DOCUMENT SECTION:
+--
Leptospirosis in HIV seropositive individuals
Jones and Kim reported a case of leptospirosis in a patient with acquired immunodeficiency syndrome. The patient initially presented with non-specific illness but later developed jaundice, renal failure and acute respiratory distress syndrome. The recovery was probably slower than is usual for leptospirosis and there was residual renal impairment. Others have reported a similar clinical course of illness as in non-immunocompromised patients.
+--
PROBLEMS AND TASKS:
a - In the passage on leptospirosis in HIV seropositive individuals, what did the patient reported by Jones and Kim later develop?
b - Retype the part of the leptospirosis passage starting with "Leptospirosis in HIV" and going on through "in non-immunocompromised patients.".
+--
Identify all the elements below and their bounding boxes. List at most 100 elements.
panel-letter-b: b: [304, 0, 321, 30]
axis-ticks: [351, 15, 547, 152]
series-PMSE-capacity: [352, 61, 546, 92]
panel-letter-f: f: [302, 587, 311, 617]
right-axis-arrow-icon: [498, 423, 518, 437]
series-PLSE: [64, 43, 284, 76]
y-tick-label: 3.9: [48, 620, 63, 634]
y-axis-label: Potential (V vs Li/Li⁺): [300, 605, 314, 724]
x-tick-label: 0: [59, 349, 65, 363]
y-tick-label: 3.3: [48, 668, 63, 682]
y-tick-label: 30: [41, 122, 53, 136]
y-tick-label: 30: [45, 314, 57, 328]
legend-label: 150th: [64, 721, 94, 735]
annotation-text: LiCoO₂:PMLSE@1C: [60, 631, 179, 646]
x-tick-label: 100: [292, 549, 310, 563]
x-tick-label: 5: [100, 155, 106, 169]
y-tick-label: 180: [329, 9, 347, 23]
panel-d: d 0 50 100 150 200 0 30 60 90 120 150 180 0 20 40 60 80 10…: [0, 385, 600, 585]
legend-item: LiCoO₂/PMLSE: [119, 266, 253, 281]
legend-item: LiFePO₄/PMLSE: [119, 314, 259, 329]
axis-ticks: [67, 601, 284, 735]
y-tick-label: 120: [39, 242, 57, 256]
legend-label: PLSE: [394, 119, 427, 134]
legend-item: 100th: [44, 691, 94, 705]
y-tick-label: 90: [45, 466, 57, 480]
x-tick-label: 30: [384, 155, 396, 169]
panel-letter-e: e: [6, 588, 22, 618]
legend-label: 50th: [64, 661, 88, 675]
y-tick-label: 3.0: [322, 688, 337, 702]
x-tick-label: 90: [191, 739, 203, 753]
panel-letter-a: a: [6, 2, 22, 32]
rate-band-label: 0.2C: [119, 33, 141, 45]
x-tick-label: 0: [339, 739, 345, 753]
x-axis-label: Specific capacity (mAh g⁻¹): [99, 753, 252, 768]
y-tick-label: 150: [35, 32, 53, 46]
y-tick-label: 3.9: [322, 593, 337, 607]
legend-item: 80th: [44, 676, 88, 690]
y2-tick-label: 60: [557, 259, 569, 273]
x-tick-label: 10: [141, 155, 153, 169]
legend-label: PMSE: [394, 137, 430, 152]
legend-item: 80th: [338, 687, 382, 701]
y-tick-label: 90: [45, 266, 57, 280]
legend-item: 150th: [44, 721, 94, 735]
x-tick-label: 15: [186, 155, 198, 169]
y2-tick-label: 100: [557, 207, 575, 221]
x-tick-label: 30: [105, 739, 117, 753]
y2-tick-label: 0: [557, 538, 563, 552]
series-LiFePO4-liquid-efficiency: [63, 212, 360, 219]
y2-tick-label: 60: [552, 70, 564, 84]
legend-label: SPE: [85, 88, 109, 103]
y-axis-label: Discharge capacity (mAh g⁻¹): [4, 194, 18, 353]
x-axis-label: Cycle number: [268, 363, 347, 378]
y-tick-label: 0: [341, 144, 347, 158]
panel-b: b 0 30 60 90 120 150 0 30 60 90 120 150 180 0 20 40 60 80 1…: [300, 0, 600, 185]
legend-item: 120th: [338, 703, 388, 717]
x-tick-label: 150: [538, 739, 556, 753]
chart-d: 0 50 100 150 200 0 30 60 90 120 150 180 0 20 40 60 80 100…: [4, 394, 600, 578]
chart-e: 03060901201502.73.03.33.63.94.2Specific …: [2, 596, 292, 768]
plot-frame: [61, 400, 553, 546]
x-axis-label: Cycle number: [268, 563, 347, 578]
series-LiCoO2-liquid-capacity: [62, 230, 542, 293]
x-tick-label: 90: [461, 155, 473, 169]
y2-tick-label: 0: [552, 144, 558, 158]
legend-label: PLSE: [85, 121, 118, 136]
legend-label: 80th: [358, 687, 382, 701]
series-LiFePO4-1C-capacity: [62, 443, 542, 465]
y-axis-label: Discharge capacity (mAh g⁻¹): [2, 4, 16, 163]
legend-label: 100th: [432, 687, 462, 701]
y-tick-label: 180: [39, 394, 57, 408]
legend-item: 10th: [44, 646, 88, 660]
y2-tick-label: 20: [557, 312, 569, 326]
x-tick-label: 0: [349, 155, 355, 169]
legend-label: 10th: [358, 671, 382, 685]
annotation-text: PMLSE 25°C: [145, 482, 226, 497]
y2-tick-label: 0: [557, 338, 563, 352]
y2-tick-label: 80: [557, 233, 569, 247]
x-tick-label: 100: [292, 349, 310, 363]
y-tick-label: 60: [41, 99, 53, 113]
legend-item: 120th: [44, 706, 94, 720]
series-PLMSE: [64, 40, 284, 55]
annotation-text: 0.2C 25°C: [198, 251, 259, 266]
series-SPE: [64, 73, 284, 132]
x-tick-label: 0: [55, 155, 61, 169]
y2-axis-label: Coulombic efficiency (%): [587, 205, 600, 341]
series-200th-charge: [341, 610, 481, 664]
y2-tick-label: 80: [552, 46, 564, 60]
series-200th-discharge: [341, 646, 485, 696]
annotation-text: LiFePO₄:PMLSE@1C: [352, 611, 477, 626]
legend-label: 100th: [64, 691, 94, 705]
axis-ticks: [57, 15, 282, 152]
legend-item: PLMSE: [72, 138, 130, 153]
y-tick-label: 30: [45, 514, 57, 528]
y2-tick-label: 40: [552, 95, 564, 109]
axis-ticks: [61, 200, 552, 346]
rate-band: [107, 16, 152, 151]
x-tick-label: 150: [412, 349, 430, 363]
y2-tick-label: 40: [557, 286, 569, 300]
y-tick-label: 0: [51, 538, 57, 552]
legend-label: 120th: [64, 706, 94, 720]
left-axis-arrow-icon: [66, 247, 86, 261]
+--
TASK ANSWERS:
a - Jaundice, renal failure and acute respiratory distress syndrome.

b -
Leptospirosis in HIV seropositive individuals
Jones and Kim reported a case of leptospirosis in a patient with acquired immunodeficiency syndrome. The patient initially presented with non-specific illness but later developed jaundice, renal failure and acute respiratory distress syndrome. The recovery was probably slower than is usual for leptospirosis and there was residual renal impairment. Others have reported a similar clinical course of illness as in non-immunocompromised patients.